GIVEN REQUEST
Copy the lines that follow, keeping every character the same.
┄┄┄┄┄┄┄┄┄┄
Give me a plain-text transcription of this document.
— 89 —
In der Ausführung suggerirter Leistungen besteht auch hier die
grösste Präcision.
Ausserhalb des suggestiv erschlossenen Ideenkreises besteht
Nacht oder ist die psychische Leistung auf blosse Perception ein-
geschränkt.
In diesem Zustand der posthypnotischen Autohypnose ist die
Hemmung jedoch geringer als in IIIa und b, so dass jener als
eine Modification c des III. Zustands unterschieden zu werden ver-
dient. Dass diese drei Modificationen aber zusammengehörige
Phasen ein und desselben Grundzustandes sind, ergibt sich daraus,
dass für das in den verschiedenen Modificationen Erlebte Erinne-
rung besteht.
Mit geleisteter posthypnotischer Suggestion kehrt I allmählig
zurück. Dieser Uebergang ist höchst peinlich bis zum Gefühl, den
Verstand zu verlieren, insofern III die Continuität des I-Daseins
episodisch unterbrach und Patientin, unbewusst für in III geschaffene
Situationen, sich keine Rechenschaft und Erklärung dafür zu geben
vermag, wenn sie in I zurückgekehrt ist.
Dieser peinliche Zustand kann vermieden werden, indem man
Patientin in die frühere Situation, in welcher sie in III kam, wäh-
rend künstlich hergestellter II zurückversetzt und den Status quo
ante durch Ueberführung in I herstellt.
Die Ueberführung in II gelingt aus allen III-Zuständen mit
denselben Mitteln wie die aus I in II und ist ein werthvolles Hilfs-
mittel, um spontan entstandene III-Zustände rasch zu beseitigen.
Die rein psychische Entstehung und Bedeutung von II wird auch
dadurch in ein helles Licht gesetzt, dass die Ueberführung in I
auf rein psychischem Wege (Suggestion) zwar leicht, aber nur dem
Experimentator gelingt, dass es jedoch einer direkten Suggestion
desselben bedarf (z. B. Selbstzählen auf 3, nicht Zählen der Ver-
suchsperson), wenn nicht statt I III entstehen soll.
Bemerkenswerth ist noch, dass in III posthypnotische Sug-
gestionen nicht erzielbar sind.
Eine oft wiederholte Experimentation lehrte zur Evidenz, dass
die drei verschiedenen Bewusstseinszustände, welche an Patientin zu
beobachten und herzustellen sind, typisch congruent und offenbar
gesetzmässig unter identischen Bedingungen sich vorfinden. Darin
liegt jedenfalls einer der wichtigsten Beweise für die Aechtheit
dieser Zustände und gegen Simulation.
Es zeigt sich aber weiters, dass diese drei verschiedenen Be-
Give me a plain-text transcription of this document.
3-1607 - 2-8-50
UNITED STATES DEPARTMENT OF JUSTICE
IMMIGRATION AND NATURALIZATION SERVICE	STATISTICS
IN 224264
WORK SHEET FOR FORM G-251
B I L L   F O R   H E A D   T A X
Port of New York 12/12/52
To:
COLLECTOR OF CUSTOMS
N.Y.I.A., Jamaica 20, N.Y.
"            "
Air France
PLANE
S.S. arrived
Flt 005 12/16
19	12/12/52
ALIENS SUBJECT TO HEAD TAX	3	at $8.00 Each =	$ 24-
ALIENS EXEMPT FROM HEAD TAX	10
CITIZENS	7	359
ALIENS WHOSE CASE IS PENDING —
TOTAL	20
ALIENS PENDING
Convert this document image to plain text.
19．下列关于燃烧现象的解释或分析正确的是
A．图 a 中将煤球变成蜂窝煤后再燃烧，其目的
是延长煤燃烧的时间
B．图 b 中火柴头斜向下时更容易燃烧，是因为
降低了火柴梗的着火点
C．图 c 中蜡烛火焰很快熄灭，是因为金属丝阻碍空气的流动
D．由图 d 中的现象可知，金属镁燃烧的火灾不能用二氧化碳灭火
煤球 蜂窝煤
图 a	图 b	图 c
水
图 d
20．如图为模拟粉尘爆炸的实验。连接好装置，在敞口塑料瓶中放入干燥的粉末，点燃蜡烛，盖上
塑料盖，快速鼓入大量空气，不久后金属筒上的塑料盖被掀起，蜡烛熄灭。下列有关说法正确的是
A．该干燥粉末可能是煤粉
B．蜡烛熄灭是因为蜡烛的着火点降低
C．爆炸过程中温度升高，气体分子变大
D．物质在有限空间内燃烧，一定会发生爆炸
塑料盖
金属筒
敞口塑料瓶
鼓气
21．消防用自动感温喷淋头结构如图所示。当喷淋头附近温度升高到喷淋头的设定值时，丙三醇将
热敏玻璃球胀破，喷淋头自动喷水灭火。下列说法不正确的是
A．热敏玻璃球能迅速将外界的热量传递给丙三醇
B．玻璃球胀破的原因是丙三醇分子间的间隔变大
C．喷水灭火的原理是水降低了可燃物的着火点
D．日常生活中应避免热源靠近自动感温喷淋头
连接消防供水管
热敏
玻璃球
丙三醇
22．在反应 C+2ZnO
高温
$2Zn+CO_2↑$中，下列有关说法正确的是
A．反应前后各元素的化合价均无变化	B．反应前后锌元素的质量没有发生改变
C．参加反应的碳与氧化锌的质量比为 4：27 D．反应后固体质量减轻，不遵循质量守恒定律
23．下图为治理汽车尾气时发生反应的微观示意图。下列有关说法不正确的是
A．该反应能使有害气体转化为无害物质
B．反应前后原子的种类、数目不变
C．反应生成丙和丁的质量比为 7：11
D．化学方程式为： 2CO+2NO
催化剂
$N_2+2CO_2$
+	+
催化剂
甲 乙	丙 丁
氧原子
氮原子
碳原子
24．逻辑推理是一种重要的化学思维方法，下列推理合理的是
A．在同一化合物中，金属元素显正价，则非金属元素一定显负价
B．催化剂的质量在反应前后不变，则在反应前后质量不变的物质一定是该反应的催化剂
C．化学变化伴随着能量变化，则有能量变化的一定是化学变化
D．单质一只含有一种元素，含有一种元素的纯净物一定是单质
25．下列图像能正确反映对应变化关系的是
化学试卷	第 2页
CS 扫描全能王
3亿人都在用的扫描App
┄┄┄┄┄┄┄┄┄┄
ANSWER FOR THE TASK
Give me a plain-text transcription of this document.
— 89 —
In der Ausführung suggerirter Leistungen besteht auch hier die
grösste Präcision.
Ausserhalb des suggestiv erschlossenen Ideenkreises besteht
Nacht oder ist die psychische Leistung auf blosse Perception ein-
geschränkt.
In diesem Zustand der posthypnotischen Autohypnose ist die
Hemmung jedoch geringer als in IIIa und b, so dass jener als
eine Modification c des III. Zustands unterschieden zu werden ver-
dient. Dass diese drei Modificationen aber zusammengehörige
Phasen ein und desselben Grundzustandes sind, ergibt sich daraus,
dass für das in den verschiedenen Modificationen Erlebte Erinne-
rung besteht.
Mit geleisteter posthypnotischer Suggestion kehrt I allmählig
zurück. Dieser Uebergang ist höchst peinlich bis zum Gefühl, den
Verstand zu verlieren, insofern III die Continuität des I-Daseins
episodisch unterbrach und Patientin, unbewusst für in III geschaffene
Situationen, sich keine Rechenschaft und Erklärung dafür zu geben
vermag, wenn sie in I zurückgekehrt ist.
Dieser peinliche Zustand kann vermieden werden, indem man
Patientin in die frühere Situation, in welcher sie in III kam, wäh-
rend künstlich hergestellter II zurückversetzt und den Status quo
ante durch Ueberführung in I herstellt.
Die Ueberführung in II gelingt aus allen III-Zuständen mit
denselben Mitteln wie die aus I in II und ist ein werthvolles Hilfs-
mittel, um spontan entstandene III-Zustände rasch zu beseitigen.
Die rein psychische Entstehung und Bedeutung von II wird auch
dadurch in ein helles Licht gesetzt, dass die Ueberführung in I
auf rein psychischem Wege (Suggestion) zwar leicht, aber nur dem
Experimentator gelingt, dass es jedoch einer direkten Suggestion
desselben bedarf (z. B. Selbstzählen auf 3, nicht Zählen der Ver-
suchsperson), wenn nicht statt I III entstehen soll.
Bemerkenswerth ist noch, dass in III posthypnotische Sug-
gestionen nicht erzielbar sind.
Eine oft wiederholte Experimentation lehrte zur Evidenz, dass
die drei verschiedenen Bewusstseinszustände, welche an Patientin zu
beobachten und herzustellen sind, typisch congruent und offenbar
gesetzmässig unter identischen Bedingungen sich vorfinden. Darin
liegt jedenfalls einer der wichtigsten Beweise für die Aechtheit
dieser Zustände und gegen Simulation.
Es zeigt sich aber weiters, dass diese drei verschiedenen Be-
Give me a plain-text transcription of this document.
3-1607 - 2-8-50
UNITED STATES DEPARTMENT OF JUSTICE
IMMIGRATION AND NATURALIZATION SERVICE	STATISTICS
IN 224264
WORK SHEET FOR FORM G-251
B I L L   F O R   H E A D   T A X
Port of New York 12/12/52
To:
COLLECTOR OF CUSTOMS
N.Y.I.A., Jamaica 20, N.Y.
"            "
Air France
PLANE
S.S. arrived
Flt 005 12/16
19	12/12/52
ALIENS SUBJECT TO HEAD TAX	3	at $8.00 Each =	$ 24-
ALIENS EXEMPT FROM HEAD TAX	10
CITIZENS	7	359
ALIENS WHOSE CASE IS PENDING —
TOTAL	20
ALIENS PENDING
Convert this document image to plain text.
19．下列关于燃烧现象的解释或分析正确的是
A．图 a 中将煤球变成蜂窝煤后再燃烧，其目的
是延长煤燃烧的时间
B．图 b 中火柴头斜向下时更容易燃烧，是因为
降低了火柴梗的着火点
C．图 c 中蜡烛火焰很快熄灭，是因为金属丝阻碍空气的流动
D．由图 d 中的现象可知，金属镁燃烧的火灾不能用二氧化碳灭火
煤球 蜂窝煤
图 a	图 b	图 c
水
图 d
20．如图为模拟粉尘爆炸的实验。连接好装置，在敞口塑料瓶中放入干燥的粉末，点燃蜡烛，盖上
塑料盖，快速鼓入大量空气，不久后金属筒上的塑料盖被掀起，蜡烛熄灭。下列有关说法正确的是
A．该干燥粉末可能是煤粉
B．蜡烛熄灭是因为蜡烛的着火点降低
C．爆炸过程中温度升高，气体分子变大
D．物质在有限空间内燃烧，一定会发生爆炸
塑料盖
金属筒
敞口塑料瓶
鼓气
21．消防用自动感温喷淋头结构如图所示。当喷淋头附近温度升高到喷淋头的设定值时，丙三醇将
热敏玻璃球胀破，喷淋头自动喷水灭火。下列说法不正确的是
A．热敏玻璃球能迅速将外界的热量传递给丙三醇
B．玻璃球胀破的原因是丙三醇分子间的间隔变大
C．喷水灭火的原理是水降低了可燃物的着火点
D．日常生活中应避免热源靠近自动感温喷淋头
连接消防供水管
热敏
玻璃球
丙三醇
22．在反应 C+2ZnO
高温
$2Zn+CO_2↑$中，下列有关说法正确的是
A．反应前后各元素的化合价均无变化	B．反应前后锌元素的质量没有发生改变
C．参加反应的碳与氧化锌的质量比为 4：27 D．反应后固体质量减轻，不遵循质量守恒定律
23．下图为治理汽车尾气时发生反应的微观示意图。下列有关说法不正确的是
A．该反应能使有害气体转化为无害物质
B．反应前后原子的种类、数目不变
C．反应生成丙和丁的质量比为 7：11
D．化学方程式为： 2CO+2NO
催化剂
$N_2+2CO_2$
+	+
催化剂
甲 乙	丙 丁
氧原子
氮原子
碳原子
24．逻辑推理是一种重要的化学思维方法，下列推理合理的是
A．在同一化合物中，金属元素显正价，则非金属元素一定显负价
B．催化剂的质量在反应前后不变，则在反应前后质量不变的物质一定是该反应的催化剂
C．化学变化伴随着能量变化，则有能量变化的一定是化学变化
D．单质一只含有一种元素，含有一种元素的纯净物一定是单质
25．下列图像能正确反映对应变化关系的是
化学试卷	第 2页
CS 扫描全能王
3亿人都在用的扫描App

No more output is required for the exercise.